**Problem description:** Produce an exact transcription of the listing below, omitting the pictures.

** Start **

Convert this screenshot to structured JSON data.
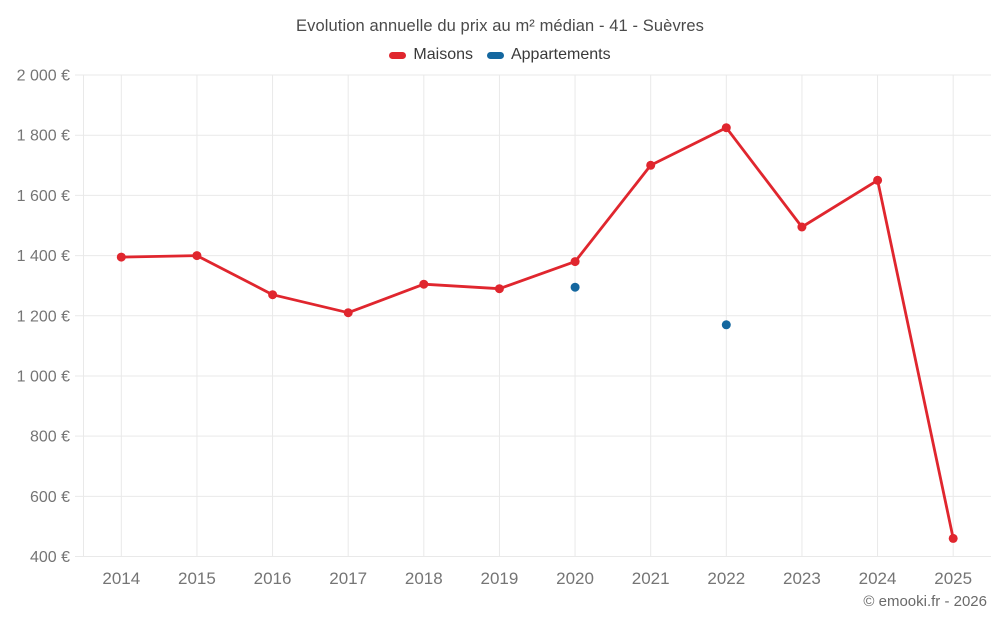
{
  "header": {
    "title": "Evolution annuelle du prix au m² médian - 41 - Suèvres"
  },
  "legend": {
    "items": [
      {
        "id": "maisons",
        "label": "Maisons",
        "color": "#e0262e"
      },
      {
        "id": "appartements",
        "label": "Appartements",
        "color": "#14679f"
      }
    ]
  },
  "footer": {
    "credit": "© emooki.fr - 2026"
  },
  "colors": {
    "maisons": "#e0262e",
    "appartements": "#14679f",
    "grid": "#e9e9e9",
    "axis_text": "#757575",
    "title_text": "#4a4a4a",
    "footer_text": "#6a6a6a",
    "background": "#ffffff"
  },
  "chart_data": {
    "type": "line",
    "title": "Evolution annuelle du prix au m² médian - 41 - Suèvres",
    "x": [
      2014,
      2015,
      2016,
      2017,
      2018,
      2019,
      2020,
      2021,
      2022,
      2023,
      2024,
      2025
    ],
    "series": [
      {
        "name": "Maisons",
        "type": "line",
        "color": "#e0262e",
        "values": [
          1395,
          1400,
          1270,
          1210,
          1305,
          1290,
          1380,
          1700,
          1825,
          1495,
          1650,
          460
        ]
      },
      {
        "name": "Appartements",
        "type": "scatter",
        "color": "#14679f",
        "values": [
          null,
          null,
          null,
          null,
          null,
          null,
          1295,
          null,
          1170,
          null,
          null,
          null
        ]
      }
    ],
    "xlabel": "",
    "ylabel": "",
    "ylim": [
      400,
      2000
    ],
    "ytick_step": 200,
    "ytick_suffix": " €",
    "grid": true,
    "legend_position": "top"
  }
}
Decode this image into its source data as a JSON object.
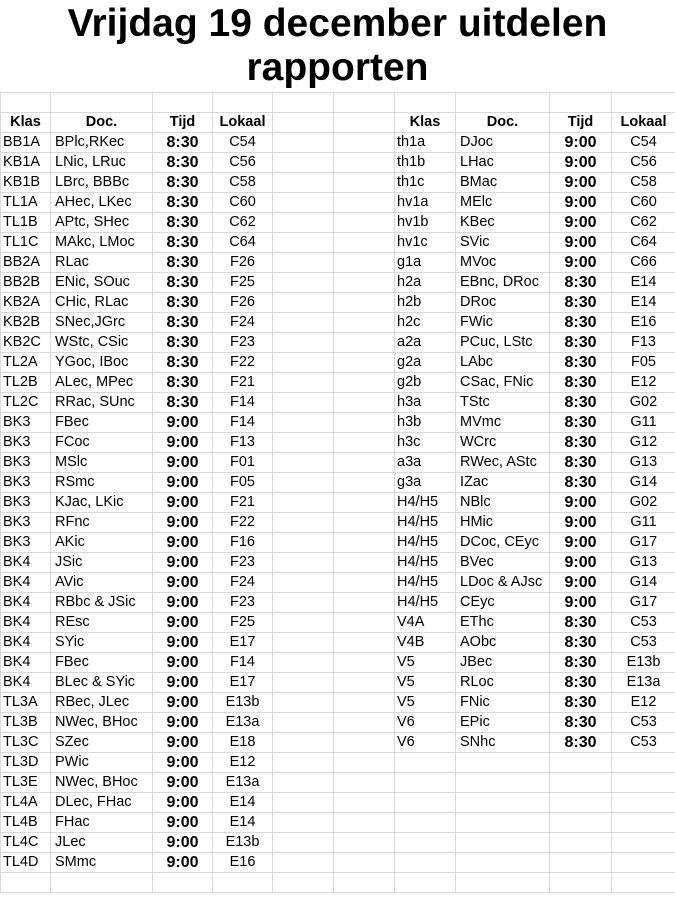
{
  "title": "Vrijdag 19 december uitdelen rapporten",
  "title_line1": "Vrijdag 19 december uitdelen",
  "title_line2": "rapporten",
  "headers": {
    "klas": "Klas",
    "doc": "Doc.",
    "tijd": "Tijd",
    "lokaal": "Lokaal"
  },
  "left_table": [
    [
      "BB1A",
      "BPlc,RKec",
      "8:30",
      "C54"
    ],
    [
      "KB1A",
      "LNic, LRuc",
      "8:30",
      "C56"
    ],
    [
      "KB1B",
      "LBrc, BBBc",
      "8:30",
      "C58"
    ],
    [
      "TL1A",
      "AHec, LKec",
      "8:30",
      "C60"
    ],
    [
      "TL1B",
      "APtc, SHec",
      "8:30",
      "C62"
    ],
    [
      "TL1C",
      "MAkc, LMoc",
      "8:30",
      "C64"
    ],
    [
      "BB2A",
      "RLac",
      "8:30",
      "F26"
    ],
    [
      "BB2B",
      "ENic, SOuc",
      "8:30",
      "F25"
    ],
    [
      "KB2A",
      "CHic, RLac",
      "8:30",
      "F26"
    ],
    [
      "KB2B",
      "SNec,JGrc",
      "8:30",
      "F24"
    ],
    [
      "KB2C",
      "WStc, CSic",
      "8:30",
      "F23"
    ],
    [
      "TL2A",
      "YGoc, IBoc",
      "8:30",
      "F22"
    ],
    [
      "TL2B",
      "ALec, MPec",
      "8:30",
      "F21"
    ],
    [
      "TL2C",
      "RRac, SUnc",
      "8:30",
      "F14"
    ],
    [
      "BK3",
      "FBec",
      "9:00",
      "F14"
    ],
    [
      "BK3",
      "FCoc",
      "9:00",
      "F13"
    ],
    [
      "BK3",
      "MSlc",
      "9:00",
      "F01"
    ],
    [
      "BK3",
      "RSmc",
      "9:00",
      "F05"
    ],
    [
      "BK3",
      "KJac, LKic",
      "9:00",
      "F21"
    ],
    [
      "BK3",
      "RFnc",
      "9:00",
      "F22"
    ],
    [
      "BK3",
      "AKic",
      "9:00",
      "F16"
    ],
    [
      "BK4",
      "JSic",
      "9:00",
      "F23"
    ],
    [
      "BK4",
      "AVic",
      "9:00",
      "F24"
    ],
    [
      "BK4",
      "RBbc & JSic",
      "9:00",
      "F23"
    ],
    [
      "BK4",
      "REsc",
      "9:00",
      "F25"
    ],
    [
      "BK4",
      "SYic",
      "9:00",
      "E17"
    ],
    [
      "BK4",
      "FBec",
      "9:00",
      "F14"
    ],
    [
      "BK4",
      "BLec & SYic",
      "9:00",
      "E17"
    ],
    [
      "TL3A",
      "RBec, JLec",
      "9:00",
      "E13b"
    ],
    [
      "TL3B",
      "NWec, BHoc",
      "9:00",
      "E13a"
    ],
    [
      "TL3C",
      "SZec",
      "9:00",
      "E18"
    ],
    [
      "TL3D",
      "PWic",
      "9:00",
      "E12"
    ],
    [
      "TL3E",
      "NWec, BHoc",
      "9:00",
      "E13a"
    ],
    [
      "TL4A",
      "DLec, FHac",
      "9:00",
      "E14"
    ],
    [
      "TL4B",
      "FHac",
      "9:00",
      "E14"
    ],
    [
      "TL4C",
      "JLec",
      "9:00",
      "E13b"
    ],
    [
      "TL4D",
      "SMmc",
      "9:00",
      "E16"
    ]
  ],
  "right_table": [
    [
      "th1a",
      "DJoc",
      "9:00",
      "C54"
    ],
    [
      "th1b",
      "LHac",
      "9:00",
      "C56"
    ],
    [
      "th1c",
      "BMac",
      "9:00",
      "C58"
    ],
    [
      "hv1a",
      "MElc",
      "9:00",
      "C60"
    ],
    [
      "hv1b",
      "KBec",
      "9:00",
      "C62"
    ],
    [
      "hv1c",
      "SVic",
      "9:00",
      "C64"
    ],
    [
      "g1a",
      "MVoc",
      "9:00",
      "C66"
    ],
    [
      "h2a",
      "EBnc, DRoc",
      "8:30",
      "E14"
    ],
    [
      "h2b",
      "DRoc",
      "8:30",
      "E14"
    ],
    [
      "h2c",
      "FWic",
      "8:30",
      "E16"
    ],
    [
      "a2a",
      "PCuc, LStc",
      "8:30",
      "F13"
    ],
    [
      "g2a",
      "LAbc",
      "8:30",
      "F05"
    ],
    [
      "g2b",
      "CSac, FNic",
      "8:30",
      "E12"
    ],
    [
      "h3a",
      "TStc",
      "8:30",
      "G02"
    ],
    [
      "h3b",
      "MVmc",
      "8:30",
      "G11"
    ],
    [
      "h3c",
      "WCrc",
      "8:30",
      "G12"
    ],
    [
      "a3a",
      "RWec, AStc",
      "8:30",
      "G13"
    ],
    [
      "g3a",
      "IZac",
      "8:30",
      "G14"
    ],
    [
      "H4/H5",
      "NBlc",
      "9:00",
      "G02"
    ],
    [
      "H4/H5",
      "HMic",
      "9:00",
      "G11"
    ],
    [
      "H4/H5",
      "DCoc, CEyc",
      "9:00",
      "G17"
    ],
    [
      "H4/H5",
      "BVec",
      "9:00",
      "G13"
    ],
    [
      "H4/H5",
      "LDoc & AJsc",
      "9:00",
      "G14"
    ],
    [
      "H4/H5",
      "CEyc",
      "9:00",
      "G17"
    ],
    [
      "V4A",
      "EThc",
      "8:30",
      "C53"
    ],
    [
      "V4B",
      "AObc",
      "8:30",
      "C53"
    ],
    [
      "V5",
      "JBec",
      "8:30",
      "E13b"
    ],
    [
      "V5",
      "RLoc",
      "8:30",
      "E13a"
    ],
    [
      "V5",
      "FNic",
      "8:30",
      "E12"
    ],
    [
      "V6",
      "EPic",
      "8:30",
      "C53"
    ],
    [
      "V6",
      "SNhc",
      "8:30",
      "C53"
    ]
  ]
}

** End **

**Correct answer:**
Convert this screenshot to structured JSON data.
{
  "header": {
    "title": "Evolution annuelle du prix au m² médian - 41 - Suèvres"
  },
  "legend": {
    "items": [
      {
        "id": "maisons",
        "label": "Maisons",
        "color": "#e0262e"
      },
      {
        "id": "appartements",
        "label": "Appartements",
        "color": "#14679f"
      }
    ]
  },
  "footer": {
    "credit": "© emooki.fr - 2026"
  },
  "colors": {
    "maisons": "#e0262e",
    "appartements": "#14679f",
    "grid": "#e9e9e9",
    "axis_text": "#757575",
    "title_text": "#4a4a4a",
    "footer_text": "#6a6a6a",
    "background": "#ffffff"
  },
  "chart_data": {
    "type": "line",
    "title": "Evolution annuelle du prix au m² médian - 41 - Suèvres",
    "x": [
      2014,
      2015,
      2016,
      2017,
      2018,
      2019,
      2020,
      2021,
      2022,
      2023,
      2024,
      2025
    ],
    "series": [
      {
        "name": "Maisons",
        "type": "line",
        "color": "#e0262e",
        "values": [
          1395,
          1400,
          1270,
          1210,
          1305,
          1290,
          1380,
          1700,
          1825,
          1495,
          1650,
          460
        ]
      },
      {
        "name": "Appartements",
        "type": "scatter",
        "color": "#14679f",
        "values": [
          null,
          null,
          null,
          null,
          null,
          null,
          1295,
          null,
          1170,
          null,
          null,
          null
        ]
      }
    ],
    "xlabel": "",
    "ylabel": "",
    "ylim": [
      400,
      2000
    ],
    "ytick_step": 200,
    "ytick_suffix": " €",
    "grid": true,
    "legend_position": "top"
  }
}
Decode this image into its source data as a JSON object.
{
  "title": "Vrijdag 19 december uitdelen rapporten",
  "title_line1": "Vrijdag 19 december uitdelen",
  "title_line2": "rapporten",
  "headers": {
    "klas": "Klas",
    "doc": "Doc.",
    "tijd": "Tijd",
    "lokaal": "Lokaal"
  },
  "left_table": [
    [
      "BB1A",
      "BPlc,RKec",
      "8:30",
      "C54"
    ],
    [
      "KB1A",
      "LNic, LRuc",
      "8:30",
      "C56"
    ],
    [
      "KB1B",
      "LBrc, BBBc",
      "8:30",
      "C58"
    ],
    [
      "TL1A",
      "AHec, LKec",
      "8:30",
      "C60"
    ],
    [
      "TL1B",
      "APtc, SHec",
      "8:30",
      "C62"
    ],
    [
      "TL1C",
      "MAkc, LMoc",
      "8:30",
      "C64"
    ],
    [
      "BB2A",
      "RLac",
      "8:30",
      "F26"
    ],
    [
      "BB2B",
      "ENic, SOuc",
      "8:30",
      "F25"
    ],
    [
      "KB2A",
      "CHic, RLac",
      "8:30",
      "F26"
    ],
    [
      "KB2B",
      "SNec,JGrc",
      "8:30",
      "F24"
    ],
    [
      "KB2C",
      "WStc, CSic",
      "8:30",
      "F23"
    ],
    [
      "TL2A",
      "YGoc, IBoc",
      "8:30",
      "F22"
    ],
    [
      "TL2B",
      "ALec, MPec",
      "8:30",
      "F21"
    ],
    [
      "TL2C",
      "RRac, SUnc",
      "8:30",
      "F14"
    ],
    [
      "BK3",
      "FBec",
      "9:00",
      "F14"
    ],
    [
      "BK3",
      "FCoc",
      "9:00",
      "F13"
    ],
    [
      "BK3",
      "MSlc",
      "9:00",
      "F01"
    ],
    [
      "BK3",
      "RSmc",
      "9:00",
      "F05"
    ],
    [
      "BK3",
      "KJac, LKic",
      "9:00",
      "F21"
    ],
    [
      "BK3",
      "RFnc",
      "9:00",
      "F22"
    ],
    [
      "BK3",
      "AKic",
      "9:00",
      "F16"
    ],
    [
      "BK4",
      "JSic",
      "9:00",
      "F23"
    ],
    [
      "BK4",
      "AVic",
      "9:00",
      "F24"
    ],
    [
      "BK4",
      "RBbc & JSic",
      "9:00",
      "F23"
    ],
    [
      "BK4",
      "REsc",
      "9:00",
      "F25"
    ],
    [
      "BK4",
      "SYic",
      "9:00",
      "E17"
    ],
    [
      "BK4",
      "FBec",
      "9:00",
      "F14"
    ],
    [
      "BK4",
      "BLec & SYic",
      "9:00",
      "E17"
    ],
    [
      "TL3A",
      "RBec, JLec",
      "9:00",
      "E13b"
    ],
    [
      "TL3B",
      "NWec, BHoc",
      "9:00",
      "E13a"
    ],
    [
      "TL3C",
      "SZec",
      "9:00",
      "E18"
    ],
    [
      "TL3D",
      "PWic",
      "9:00",
      "E12"
    ],
    [
      "TL3E",
      "NWec, BHoc",
      "9:00",
      "E13a"
    ],
    [
      "TL4A",
      "DLec, FHac",
      "9:00",
      "E14"
    ],
    [
      "TL4B",
      "FHac",
      "9:00",
      "E14"
    ],
    [
      "TL4C",
      "JLec",
      "9:00",
      "E13b"
    ],
    [
      "TL4D",
      "SMmc",
      "9:00",
      "E16"
    ]
  ],
  "right_table": [
    [
      "th1a",
      "DJoc",
      "9:00",
      "C54"
    ],
    [
      "th1b",
      "LHac",
      "9:00",
      "C56"
    ],
    [
      "th1c",
      "BMac",
      "9:00",
      "C58"
    ],
    [
      "hv1a",
      "MElc",
      "9:00",
      "C60"
    ],
    [
      "hv1b",
      "KBec",
      "9:00",
      "C62"
    ],
    [
      "hv1c",
      "SVic",
      "9:00",
      "C64"
    ],
    [
      "g1a",
      "MVoc",
      "9:00",
      "C66"
    ],
    [
      "h2a",
      "EBnc, DRoc",
      "8:30",
      "E14"
    ],
    [
      "h2b",
      "DRoc",
      "8:30",
      "E14"
    ],
    [
      "h2c",
      "FWic",
      "8:30",
      "E16"
    ],
    [
      "a2a",
      "PCuc, LStc",
      "8:30",
      "F13"
    ],
    [
      "g2a",
      "LAbc",
      "8:30",
      "F05"
    ],
    [
      "g2b",
      "CSac, FNic",
      "8:30",
      "E12"
    ],
    [
      "h3a",
      "TStc",
      "8:30",
      "G02"
    ],
    [
      "h3b",
      "MVmc",
      "8:30",
      "G11"
    ],
    [
      "h3c",
      "WCrc",
      "8:30",
      "G12"
    ],
    [
      "a3a",
      "RWec, AStc",
      "8:30",
      "G13"
    ],
    [
      "g3a",
      "IZac",
      "8:30",
      "G14"
    ],
    [
      "H4/H5",
      "NBlc",
      "9:00",
      "G02"
    ],
    [
      "H4/H5",
      "HMic",
      "9:00",
      "G11"
    ],
    [
      "H4/H5",
      "DCoc, CEyc",
      "9:00",
      "G17"
    ],
    [
      "H4/H5",
      "BVec",
      "9:00",
      "G13"
    ],
    [
      "H4/H5",
      "LDoc & AJsc",
      "9:00",
      "G14"
    ],
    [
      "H4/H5",
      "CEyc",
      "9:00",
      "G17"
    ],
    [
      "V4A",
      "EThc",
      "8:30",
      "C53"
    ],
    [
      "V4B",
      "AObc",
      "8:30",
      "C53"
    ],
    [
      "V5",
      "JBec",
      "8:30",
      "E13b"
    ],
    [
      "V5",
      "RLoc",
      "8:30",
      "E13a"
    ],
    [
      "V5",
      "FNic",
      "8:30",
      "E12"
    ],
    [
      "V6",
      "EPic",
      "8:30",
      "C53"
    ],
    [
      "V6",
      "SNhc",
      "8:30",
      "C53"
    ]
  ]
}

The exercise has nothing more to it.